━━━━━ Task inputs

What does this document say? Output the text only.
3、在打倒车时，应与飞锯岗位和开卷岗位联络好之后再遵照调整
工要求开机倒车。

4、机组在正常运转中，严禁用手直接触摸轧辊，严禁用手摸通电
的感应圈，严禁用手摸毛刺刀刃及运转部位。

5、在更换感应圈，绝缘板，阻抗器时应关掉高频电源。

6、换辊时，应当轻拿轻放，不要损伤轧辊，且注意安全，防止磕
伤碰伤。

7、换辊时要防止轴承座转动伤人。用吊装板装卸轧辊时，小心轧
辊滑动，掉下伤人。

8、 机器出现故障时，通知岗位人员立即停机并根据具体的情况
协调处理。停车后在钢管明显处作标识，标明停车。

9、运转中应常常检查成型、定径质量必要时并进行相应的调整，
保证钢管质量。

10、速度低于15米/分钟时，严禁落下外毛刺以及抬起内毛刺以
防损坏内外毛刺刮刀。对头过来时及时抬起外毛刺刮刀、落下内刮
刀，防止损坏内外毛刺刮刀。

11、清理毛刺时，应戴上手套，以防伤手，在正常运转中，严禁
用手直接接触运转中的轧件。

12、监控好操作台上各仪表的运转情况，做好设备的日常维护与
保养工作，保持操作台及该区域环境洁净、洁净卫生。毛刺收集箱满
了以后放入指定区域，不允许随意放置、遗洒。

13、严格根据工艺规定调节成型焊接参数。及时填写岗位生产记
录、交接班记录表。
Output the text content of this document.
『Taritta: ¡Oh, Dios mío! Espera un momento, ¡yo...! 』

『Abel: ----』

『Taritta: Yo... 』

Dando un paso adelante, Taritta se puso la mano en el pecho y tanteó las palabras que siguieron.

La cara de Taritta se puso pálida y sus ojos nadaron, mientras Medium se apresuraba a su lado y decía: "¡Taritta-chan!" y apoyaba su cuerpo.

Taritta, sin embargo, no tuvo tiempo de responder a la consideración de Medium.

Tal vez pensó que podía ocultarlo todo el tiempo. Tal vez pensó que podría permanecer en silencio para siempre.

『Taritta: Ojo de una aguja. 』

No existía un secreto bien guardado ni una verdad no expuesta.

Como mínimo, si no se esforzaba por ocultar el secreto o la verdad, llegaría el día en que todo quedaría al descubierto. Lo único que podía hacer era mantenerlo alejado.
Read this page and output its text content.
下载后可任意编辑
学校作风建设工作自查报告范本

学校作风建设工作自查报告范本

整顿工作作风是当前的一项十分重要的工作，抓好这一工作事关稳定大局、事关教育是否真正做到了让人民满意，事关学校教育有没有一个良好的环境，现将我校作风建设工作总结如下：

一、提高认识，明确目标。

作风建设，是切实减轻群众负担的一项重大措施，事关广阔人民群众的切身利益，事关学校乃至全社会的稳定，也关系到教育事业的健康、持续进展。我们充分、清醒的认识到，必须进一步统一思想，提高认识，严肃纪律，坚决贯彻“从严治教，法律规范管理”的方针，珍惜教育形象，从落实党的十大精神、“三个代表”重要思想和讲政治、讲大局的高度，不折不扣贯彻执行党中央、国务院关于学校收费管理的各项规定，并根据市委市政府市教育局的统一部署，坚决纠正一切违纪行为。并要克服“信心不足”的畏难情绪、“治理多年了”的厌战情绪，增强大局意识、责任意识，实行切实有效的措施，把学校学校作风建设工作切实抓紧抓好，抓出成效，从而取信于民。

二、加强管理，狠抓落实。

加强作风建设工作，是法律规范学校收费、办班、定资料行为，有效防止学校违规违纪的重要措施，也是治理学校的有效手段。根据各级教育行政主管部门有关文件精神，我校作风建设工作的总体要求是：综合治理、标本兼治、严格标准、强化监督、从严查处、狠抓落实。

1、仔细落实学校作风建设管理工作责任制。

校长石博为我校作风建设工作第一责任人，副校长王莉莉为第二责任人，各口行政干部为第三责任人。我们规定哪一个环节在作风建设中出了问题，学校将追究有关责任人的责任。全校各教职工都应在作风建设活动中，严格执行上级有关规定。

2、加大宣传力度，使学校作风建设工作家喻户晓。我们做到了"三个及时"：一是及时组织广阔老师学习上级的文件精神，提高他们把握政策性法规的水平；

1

━━━━━━━━━━

Return the listing above in full, character for character.

What does this document say? Output the text only.
3、在打倒车时，应与飞锯岗位和开卷岗位联络好之后再遵照调整
工要求开机倒车。

4、机组在正常运转中，严禁用手直接触摸轧辊，严禁用手摸通电
的感应圈，严禁用手摸毛刺刀刃及运转部位。

5、在更换感应圈，绝缘板，阻抗器时应关掉高频电源。

6、换辊时，应当轻拿轻放，不要损伤轧辊，且注意安全，防止磕
伤碰伤。

7、换辊时要防止轴承座转动伤人。用吊装板装卸轧辊时，小心轧
辊滑动，掉下伤人。

8、 机器出现故障时，通知岗位人员立即停机并根据具体的情况
协调处理。停车后在钢管明显处作标识，标明停车。

9、运转中应常常检查成型、定径质量必要时并进行相应的调整，
保证钢管质量。

10、速度低于15米/分钟时，严禁落下外毛刺以及抬起内毛刺以
防损坏内外毛刺刮刀。对头过来时及时抬起外毛刺刮刀、落下内刮
刀，防止损坏内外毛刺刮刀。

11、清理毛刺时，应戴上手套，以防伤手，在正常运转中，严禁
用手直接接触运转中的轧件。

12、监控好操作台上各仪表的运转情况，做好设备的日常维护与
保养工作，保持操作台及该区域环境洁净、洁净卫生。毛刺收集箱满
了以后放入指定区域，不允许随意放置、遗洒。

13、严格根据工艺规定调节成型焊接参数。及时填写岗位生产记
录、交接班记录表。
Output the text content of this document.
『Taritta: ¡Oh, Dios mío! Espera un momento, ¡yo...! 』

『Abel: ----』

『Taritta: Yo... 』

Dando un paso adelante, Taritta se puso la mano en el pecho y tanteó las palabras que siguieron.

La cara de Taritta se puso pálida y sus ojos nadaron, mientras Medium se apresuraba a su lado y decía: "¡Taritta-chan!" y apoyaba su cuerpo.

Taritta, sin embargo, no tuvo tiempo de responder a la consideración de Medium.

Tal vez pensó que podía ocultarlo todo el tiempo. Tal vez pensó que podría permanecer en silencio para siempre.

『Taritta: Ojo de una aguja. 』

No existía un secreto bien guardado ni una verdad no expuesta.

Como mínimo, si no se esforzaba por ocultar el secreto o la verdad, llegaría el día en que todo quedaría al descubierto. Lo único que podía hacer era mantenerlo alejado.
Read this page and output its text content.
下载后可任意编辑
学校作风建设工作自查报告范本

学校作风建设工作自查报告范本

整顿工作作风是当前的一项十分重要的工作，抓好这一工作事关稳定大局、事关教育是否真正做到了让人民满意，事关学校教育有没有一个良好的环境，现将我校作风建设工作总结如下：

一、提高认识，明确目标。

作风建设，是切实减轻群众负担的一项重大措施，事关广阔人民群众的切身利益，事关学校乃至全社会的稳定，也关系到教育事业的健康、持续进展。我们充分、清醒的认识到，必须进一步统一思想，提高认识，严肃纪律，坚决贯彻“从严治教，法律规范管理”的方针，珍惜教育形象，从落实党的十大精神、“三个代表”重要思想和讲政治、讲大局的高度，不折不扣贯彻执行党中央、国务院关于学校收费管理的各项规定，并根据市委市政府市教育局的统一部署，坚决纠正一切违纪行为。并要克服“信心不足”的畏难情绪、“治理多年了”的厌战情绪，增强大局意识、责任意识，实行切实有效的措施，把学校学校作风建设工作切实抓紧抓好，抓出成效，从而取信于民。

二、加强管理，狠抓落实。

加强作风建设工作，是法律规范学校收费、办班、定资料行为，有效防止学校违规违纪的重要措施，也是治理学校的有效手段。根据各级教育行政主管部门有关文件精神，我校作风建设工作的总体要求是：综合治理、标本兼治、严格标准、强化监督、从严查处、狠抓落实。

1、仔细落实学校作风建设管理工作责任制。

校长石博为我校作风建设工作第一责任人，副校长王莉莉为第二责任人，各口行政干部为第三责任人。我们规定哪一个环节在作风建设中出了问题，学校将追究有关责任人的责任。全校各教职工都应在作风建设活动中，严格执行上级有关规定。

2、加大宣传力度，使学校作风建设工作家喻户晓。我们做到了"三个及时"：一是及时组织广阔老师学习上级的文件精神，提高他们把握政策性法规的水平；

1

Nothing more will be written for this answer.